# Work required
Retype the material below. Keep every word exactly as it is.

# Supplied data
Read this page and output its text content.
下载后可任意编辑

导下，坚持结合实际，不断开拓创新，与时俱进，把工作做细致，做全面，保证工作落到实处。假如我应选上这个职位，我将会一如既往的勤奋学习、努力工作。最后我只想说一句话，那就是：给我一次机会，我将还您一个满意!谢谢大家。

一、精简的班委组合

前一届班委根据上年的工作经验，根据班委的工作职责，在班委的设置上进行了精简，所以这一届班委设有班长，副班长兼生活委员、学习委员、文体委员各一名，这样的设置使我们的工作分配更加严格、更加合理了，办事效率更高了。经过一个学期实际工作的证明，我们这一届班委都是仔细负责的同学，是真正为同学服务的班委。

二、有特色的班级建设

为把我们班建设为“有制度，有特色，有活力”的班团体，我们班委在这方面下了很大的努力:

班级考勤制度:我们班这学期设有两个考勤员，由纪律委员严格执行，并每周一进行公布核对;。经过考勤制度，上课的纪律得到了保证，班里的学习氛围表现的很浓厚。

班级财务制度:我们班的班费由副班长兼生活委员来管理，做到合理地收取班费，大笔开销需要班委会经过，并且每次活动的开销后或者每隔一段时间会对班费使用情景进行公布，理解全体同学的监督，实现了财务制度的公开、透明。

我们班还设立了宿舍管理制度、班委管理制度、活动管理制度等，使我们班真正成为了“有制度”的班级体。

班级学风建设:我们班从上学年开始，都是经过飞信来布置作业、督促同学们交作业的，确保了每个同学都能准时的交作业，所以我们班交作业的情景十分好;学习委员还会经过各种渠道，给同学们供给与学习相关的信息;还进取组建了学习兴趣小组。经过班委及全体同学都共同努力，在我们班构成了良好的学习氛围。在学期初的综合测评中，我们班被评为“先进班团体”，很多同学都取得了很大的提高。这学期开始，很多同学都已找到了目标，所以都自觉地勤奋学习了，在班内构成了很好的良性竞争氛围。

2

# The response
Read this page and output its text content.
下载后可任意编辑

导下，坚持结合实际，不断开拓创新，与时俱进，把工作做细致，做全面，保证工作落到实处。假如我应选上这个职位，我将会一如既往的勤奋学习、努力工作。最后我只想说一句话，那就是：给我一次机会，我将还您一个满意!谢谢大家。

一、精简的班委组合

前一届班委根据上年的工作经验，根据班委的工作职责，在班委的设置上进行了精简，所以这一届班委设有班长，副班长兼生活委员、学习委员、文体委员各一名，这样的设置使我们的工作分配更加严格、更加合理了，办事效率更高了。经过一个学期实际工作的证明，我们这一届班委都是仔细负责的同学，是真正为同学服务的班委。

二、有特色的班级建设

为把我们班建设为“有制度，有特色，有活力”的班团体，我们班委在这方面下了很大的努力:

班级考勤制度:我们班这学期设有两个考勤员，由纪律委员严格执行，并每周一进行公布核对;。经过考勤制度，上课的纪律得到了保证，班里的学习氛围表现的很浓厚。

班级财务制度:我们班的班费由副班长兼生活委员来管理，做到合理地收取班费，大笔开销需要班委会经过，并且每次活动的开销后或者每隔一段时间会对班费使用情景进行公布，理解全体同学的监督，实现了财务制度的公开、透明。

我们班还设立了宿舍管理制度、班委管理制度、活动管理制度等，使我们班真正成为了“有制度”的班级体。

班级学风建设:我们班从上学年开始，都是经过飞信来布置作业、督促同学们交作业的，确保了每个同学都能准时的交作业，所以我们班交作业的情景十分好;学习委员还会经过各种渠道，给同学们供给与学习相关的信息;还进取组建了学习兴趣小组。经过班委及全体同学都共同努力，在我们班构成了良好的学习氛围。在学期初的综合测评中，我们班被评为“先进班团体”，很多同学都取得了很大的提高。这学期开始，很多同学都已找到了目标，所以都自觉地勤奋学习了，在班内构成了很好的良性竞争氛围。

2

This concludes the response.